EXERCISE REQUIREMENTS:
Will you transcribe the entries that follow, exactly and in full?

# EXTRACTED DATA start

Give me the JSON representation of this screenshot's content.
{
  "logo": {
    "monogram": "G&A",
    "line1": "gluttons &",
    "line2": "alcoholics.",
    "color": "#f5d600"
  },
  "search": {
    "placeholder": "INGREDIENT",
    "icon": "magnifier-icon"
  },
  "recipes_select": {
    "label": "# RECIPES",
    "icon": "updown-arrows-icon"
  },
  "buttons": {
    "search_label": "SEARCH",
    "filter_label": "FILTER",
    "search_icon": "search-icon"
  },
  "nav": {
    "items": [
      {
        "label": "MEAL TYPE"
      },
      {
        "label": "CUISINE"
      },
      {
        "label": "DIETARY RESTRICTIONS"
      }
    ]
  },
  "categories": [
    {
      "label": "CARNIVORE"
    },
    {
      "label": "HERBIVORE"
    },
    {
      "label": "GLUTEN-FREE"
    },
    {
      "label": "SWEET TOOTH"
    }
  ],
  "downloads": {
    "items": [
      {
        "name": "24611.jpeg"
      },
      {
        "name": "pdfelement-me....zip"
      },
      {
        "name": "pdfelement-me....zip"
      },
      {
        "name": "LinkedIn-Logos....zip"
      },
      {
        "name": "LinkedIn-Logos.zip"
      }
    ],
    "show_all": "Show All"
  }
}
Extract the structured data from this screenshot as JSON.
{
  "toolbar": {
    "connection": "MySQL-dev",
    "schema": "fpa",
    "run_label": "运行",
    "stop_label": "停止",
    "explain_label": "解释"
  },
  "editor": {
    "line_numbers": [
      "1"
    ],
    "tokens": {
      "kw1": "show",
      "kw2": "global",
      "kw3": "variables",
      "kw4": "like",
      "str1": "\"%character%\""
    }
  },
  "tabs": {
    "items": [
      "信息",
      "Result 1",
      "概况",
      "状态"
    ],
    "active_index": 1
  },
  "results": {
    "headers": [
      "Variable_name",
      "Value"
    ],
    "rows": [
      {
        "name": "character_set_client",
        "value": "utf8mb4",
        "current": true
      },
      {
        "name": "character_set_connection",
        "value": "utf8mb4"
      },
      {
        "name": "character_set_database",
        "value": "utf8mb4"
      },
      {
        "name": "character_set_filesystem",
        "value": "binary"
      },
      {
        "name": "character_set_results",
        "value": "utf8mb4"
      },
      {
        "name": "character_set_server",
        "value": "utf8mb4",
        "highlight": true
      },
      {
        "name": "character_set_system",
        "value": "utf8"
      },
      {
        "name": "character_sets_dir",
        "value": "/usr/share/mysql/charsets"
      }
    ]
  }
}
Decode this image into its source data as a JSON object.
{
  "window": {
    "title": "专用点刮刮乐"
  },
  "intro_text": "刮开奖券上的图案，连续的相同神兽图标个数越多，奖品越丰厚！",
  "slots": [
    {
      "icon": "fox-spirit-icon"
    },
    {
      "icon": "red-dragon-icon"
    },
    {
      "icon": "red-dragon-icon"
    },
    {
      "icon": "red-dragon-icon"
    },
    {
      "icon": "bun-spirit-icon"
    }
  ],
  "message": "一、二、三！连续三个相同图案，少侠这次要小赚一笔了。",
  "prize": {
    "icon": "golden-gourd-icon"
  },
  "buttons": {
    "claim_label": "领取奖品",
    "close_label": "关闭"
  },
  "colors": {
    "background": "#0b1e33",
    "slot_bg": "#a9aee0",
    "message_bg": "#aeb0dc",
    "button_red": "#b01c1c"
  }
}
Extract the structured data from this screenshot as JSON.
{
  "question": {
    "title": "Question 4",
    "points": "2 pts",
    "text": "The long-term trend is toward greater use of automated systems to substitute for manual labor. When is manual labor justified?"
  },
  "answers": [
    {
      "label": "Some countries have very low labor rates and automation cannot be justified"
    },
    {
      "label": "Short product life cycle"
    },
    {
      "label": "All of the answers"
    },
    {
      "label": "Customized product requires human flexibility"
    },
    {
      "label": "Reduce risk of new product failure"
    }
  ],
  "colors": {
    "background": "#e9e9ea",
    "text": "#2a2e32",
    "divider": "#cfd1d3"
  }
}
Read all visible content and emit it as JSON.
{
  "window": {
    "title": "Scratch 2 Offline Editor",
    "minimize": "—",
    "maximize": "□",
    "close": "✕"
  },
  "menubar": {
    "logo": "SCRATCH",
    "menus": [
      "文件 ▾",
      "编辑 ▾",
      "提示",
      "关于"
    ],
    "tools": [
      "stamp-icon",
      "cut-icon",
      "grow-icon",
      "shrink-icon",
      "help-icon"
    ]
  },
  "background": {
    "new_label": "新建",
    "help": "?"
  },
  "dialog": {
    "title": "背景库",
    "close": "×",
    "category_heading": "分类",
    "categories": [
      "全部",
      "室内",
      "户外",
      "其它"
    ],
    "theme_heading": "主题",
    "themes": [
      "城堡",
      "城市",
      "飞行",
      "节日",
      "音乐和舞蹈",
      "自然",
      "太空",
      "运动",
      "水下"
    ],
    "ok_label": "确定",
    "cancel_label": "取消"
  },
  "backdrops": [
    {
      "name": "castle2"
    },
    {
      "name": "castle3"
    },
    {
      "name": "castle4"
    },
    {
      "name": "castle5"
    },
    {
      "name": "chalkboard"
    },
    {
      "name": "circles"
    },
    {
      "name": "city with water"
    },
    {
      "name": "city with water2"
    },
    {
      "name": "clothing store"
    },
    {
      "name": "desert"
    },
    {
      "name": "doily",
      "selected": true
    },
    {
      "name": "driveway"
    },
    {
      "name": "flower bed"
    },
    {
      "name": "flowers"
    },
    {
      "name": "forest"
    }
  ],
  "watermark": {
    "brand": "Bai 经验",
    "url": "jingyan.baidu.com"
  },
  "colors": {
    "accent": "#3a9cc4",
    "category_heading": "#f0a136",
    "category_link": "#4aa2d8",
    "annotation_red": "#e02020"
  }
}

# EXTRACTED DATA end

WORKED ANSWER:
Give me the JSON representation of this screenshot's content.
{
  "logo": {
    "monogram": "G&A",
    "line1": "gluttons &",
    "line2": "alcoholics.",
    "color": "#f5d600"
  },
  "search": {
    "placeholder": "INGREDIENT",
    "icon": "magnifier-icon"
  },
  "recipes_select": {
    "label": "# RECIPES",
    "icon": "updown-arrows-icon"
  },
  "buttons": {
    "search_label": "SEARCH",
    "filter_label": "FILTER",
    "search_icon": "search-icon"
  },
  "nav": {
    "items": [
      {
        "label": "MEAL TYPE"
      },
      {
        "label": "CUISINE"
      },
      {
        "label": "DIETARY RESTRICTIONS"
      }
    ]
  },
  "categories": [
    {
      "label": "CARNIVORE"
    },
    {
      "label": "HERBIVORE"
    },
    {
      "label": "GLUTEN-FREE"
    },
    {
      "label": "SWEET TOOTH"
    }
  ],
  "downloads": {
    "items": [
      {
        "name": "24611.jpeg"
      },
      {
        "name": "pdfelement-me....zip"
      },
      {
        "name": "pdfelement-me....zip"
      },
      {
        "name": "LinkedIn-Logos....zip"
      },
      {
        "name": "LinkedIn-Logos.zip"
      }
    ],
    "show_all": "Show All"
  }
}
Extract the structured data from this screenshot as JSON.
{
  "toolbar": {
    "connection": "MySQL-dev",
    "schema": "fpa",
    "run_label": "运行",
    "stop_label": "停止",
    "explain_label": "解释"
  },
  "editor": {
    "line_numbers": [
      "1"
    ],
    "tokens": {
      "kw1": "show",
      "kw2": "global",
      "kw3": "variables",
      "kw4": "like",
      "str1": "\"%character%\""
    }
  },
  "tabs": {
    "items": [
      "信息",
      "Result 1",
      "概况",
      "状态"
    ],
    "active_index": 1
  },
  "results": {
    "headers": [
      "Variable_name",
      "Value"
    ],
    "rows": [
      {
        "name": "character_set_client",
        "value": "utf8mb4",
        "current": true
      },
      {
        "name": "character_set_connection",
        "value": "utf8mb4"
      },
      {
        "name": "character_set_database",
        "value": "utf8mb4"
      },
      {
        "name": "character_set_filesystem",
        "value": "binary"
      },
      {
        "name": "character_set_results",
        "value": "utf8mb4"
      },
      {
        "name": "character_set_server",
        "value": "utf8mb4",
        "highlight": true
      },
      {
        "name": "character_set_system",
        "value": "utf8"
      },
      {
        "name": "character_sets_dir",
        "value": "/usr/share/mysql/charsets"
      }
    ]
  }
}
Decode this image into its source data as a JSON object.
{
  "window": {
    "title": "专用点刮刮乐"
  },
  "intro_text": "刮开奖券上的图案，连续的相同神兽图标个数越多，奖品越丰厚！",
  "slots": [
    {
      "icon": "fox-spirit-icon"
    },
    {
      "icon": "red-dragon-icon"
    },
    {
      "icon": "red-dragon-icon"
    },
    {
      "icon": "red-dragon-icon"
    },
    {
      "icon": "bun-spirit-icon"
    }
  ],
  "message": "一、二、三！连续三个相同图案，少侠这次要小赚一笔了。",
  "prize": {
    "icon": "golden-gourd-icon"
  },
  "buttons": {
    "claim_label": "领取奖品",
    "close_label": "关闭"
  },
  "colors": {
    "background": "#0b1e33",
    "slot_bg": "#a9aee0",
    "message_bg": "#aeb0dc",
    "button_red": "#b01c1c"
  }
}
Extract the structured data from this screenshot as JSON.
{
  "question": {
    "title": "Question 4",
    "points": "2 pts",
    "text": "The long-term trend is toward greater use of automated systems to substitute for manual labor. When is manual labor justified?"
  },
  "answers": [
    {
      "label": "Some countries have very low labor rates and automation cannot be justified"
    },
    {
      "label": "Short product life cycle"
    },
    {
      "label": "All of the answers"
    },
    {
      "label": "Customized product requires human flexibility"
    },
    {
      "label": "Reduce risk of new product failure"
    }
  ],
  "colors": {
    "background": "#e9e9ea",
    "text": "#2a2e32",
    "divider": "#cfd1d3"
  }
}
Read all visible content and emit it as JSON.
{
  "window": {
    "title": "Scratch 2 Offline Editor",
    "minimize": "—",
    "maximize": "□",
    "close": "✕"
  },
  "menubar": {
    "logo": "SCRATCH",
    "menus": [
      "文件 ▾",
      "编辑 ▾",
      "提示",
      "关于"
    ],
    "tools": [
      "stamp-icon",
      "cut-icon",
      "grow-icon",
      "shrink-icon",
      "help-icon"
    ]
  },
  "background": {
    "new_label": "新建",
    "help": "?"
  },
  "dialog": {
    "title": "背景库",
    "close": "×",
    "category_heading": "分类",
    "categories": [
      "全部",
      "室内",
      "户外",
      "其它"
    ],
    "theme_heading": "主题",
    "themes": [
      "城堡",
      "城市",
      "飞行",
      "节日",
      "音乐和舞蹈",
      "自然",
      "太空",
      "运动",
      "水下"
    ],
    "ok_label": "确定",
    "cancel_label": "取消"
  },
  "backdrops": [
    {
      "name": "castle2"
    },
    {
      "name": "castle3"
    },
    {
      "name": "castle4"
    },
    {
      "name": "castle5"
    },
    {
      "name": "chalkboard"
    },
    {
      "name": "circles"
    },
    {
      "name": "city with water"
    },
    {
      "name": "city with water2"
    },
    {
      "name": "clothing store"
    },
    {
      "name": "desert"
    },
    {
      "name": "doily",
      "selected": true
    },
    {
      "name": "driveway"
    },
    {
      "name": "flower bed"
    },
    {
      "name": "flowers"
    },
    {
      "name": "forest"
    }
  ],
  "watermark": {
    "brand": "Bai 经验",
    "url": "jingyan.baidu.com"
  },
  "colors": {
    "accent": "#3a9cc4",
    "category_heading": "#f0a136",
    "category_link": "#4aa2d8",
    "annotation_red": "#e02020"
  }
}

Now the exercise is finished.